:: MATERIAL FOR THIS EXERCISE ::

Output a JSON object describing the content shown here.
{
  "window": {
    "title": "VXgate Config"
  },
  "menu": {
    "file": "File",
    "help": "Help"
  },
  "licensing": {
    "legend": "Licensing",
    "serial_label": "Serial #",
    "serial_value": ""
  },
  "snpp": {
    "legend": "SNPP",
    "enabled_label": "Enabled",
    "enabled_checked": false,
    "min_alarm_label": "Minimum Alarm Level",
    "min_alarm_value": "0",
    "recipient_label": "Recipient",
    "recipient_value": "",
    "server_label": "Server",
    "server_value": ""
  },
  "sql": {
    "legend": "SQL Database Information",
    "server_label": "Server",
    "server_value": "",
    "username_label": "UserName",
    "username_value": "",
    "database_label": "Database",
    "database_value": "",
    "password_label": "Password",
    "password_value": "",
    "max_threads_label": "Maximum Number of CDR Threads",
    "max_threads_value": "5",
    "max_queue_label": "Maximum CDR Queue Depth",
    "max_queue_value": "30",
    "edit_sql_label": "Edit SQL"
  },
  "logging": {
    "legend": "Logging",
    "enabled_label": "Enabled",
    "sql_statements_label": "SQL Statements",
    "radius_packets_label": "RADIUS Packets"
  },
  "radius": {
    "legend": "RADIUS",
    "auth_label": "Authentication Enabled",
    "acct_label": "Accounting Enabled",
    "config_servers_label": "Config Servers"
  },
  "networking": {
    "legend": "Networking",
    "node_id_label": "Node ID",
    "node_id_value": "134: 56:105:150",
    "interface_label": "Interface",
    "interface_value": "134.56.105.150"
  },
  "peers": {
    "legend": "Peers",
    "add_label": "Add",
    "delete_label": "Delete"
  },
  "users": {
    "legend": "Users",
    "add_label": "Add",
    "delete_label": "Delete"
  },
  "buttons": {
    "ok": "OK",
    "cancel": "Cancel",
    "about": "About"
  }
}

:::
:: MATERIAL FOR THIS EXERCISE ::

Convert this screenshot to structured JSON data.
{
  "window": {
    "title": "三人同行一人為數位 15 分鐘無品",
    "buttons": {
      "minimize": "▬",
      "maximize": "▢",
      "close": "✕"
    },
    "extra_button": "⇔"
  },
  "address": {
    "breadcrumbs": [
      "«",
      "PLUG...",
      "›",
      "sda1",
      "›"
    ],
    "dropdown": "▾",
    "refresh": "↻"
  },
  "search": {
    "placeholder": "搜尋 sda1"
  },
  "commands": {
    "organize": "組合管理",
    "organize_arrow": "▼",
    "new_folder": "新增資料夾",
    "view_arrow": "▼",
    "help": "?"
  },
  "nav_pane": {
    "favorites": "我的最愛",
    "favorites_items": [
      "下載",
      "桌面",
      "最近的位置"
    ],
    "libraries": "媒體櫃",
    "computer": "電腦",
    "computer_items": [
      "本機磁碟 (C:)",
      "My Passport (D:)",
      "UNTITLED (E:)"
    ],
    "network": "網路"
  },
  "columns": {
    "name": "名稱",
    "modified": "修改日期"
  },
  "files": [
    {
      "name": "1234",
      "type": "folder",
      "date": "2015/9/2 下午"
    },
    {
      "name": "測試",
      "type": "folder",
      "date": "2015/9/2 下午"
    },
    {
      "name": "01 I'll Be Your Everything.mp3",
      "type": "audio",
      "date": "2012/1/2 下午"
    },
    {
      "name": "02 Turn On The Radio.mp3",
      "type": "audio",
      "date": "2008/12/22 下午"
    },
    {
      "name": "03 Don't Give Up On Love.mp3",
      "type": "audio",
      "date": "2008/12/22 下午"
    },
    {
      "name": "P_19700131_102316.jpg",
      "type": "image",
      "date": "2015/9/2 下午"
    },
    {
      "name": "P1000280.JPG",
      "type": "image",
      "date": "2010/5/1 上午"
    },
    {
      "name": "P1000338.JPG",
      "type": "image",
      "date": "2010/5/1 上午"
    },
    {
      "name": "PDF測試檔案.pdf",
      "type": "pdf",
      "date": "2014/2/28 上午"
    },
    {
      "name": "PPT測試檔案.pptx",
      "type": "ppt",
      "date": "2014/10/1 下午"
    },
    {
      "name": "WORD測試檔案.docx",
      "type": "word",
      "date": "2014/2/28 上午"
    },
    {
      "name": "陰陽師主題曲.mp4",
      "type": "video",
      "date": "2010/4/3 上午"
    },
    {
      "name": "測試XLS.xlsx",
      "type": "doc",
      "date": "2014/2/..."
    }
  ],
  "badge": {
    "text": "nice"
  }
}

:::

State the number of lines in the records that contain the string "Config", and nothing more.

2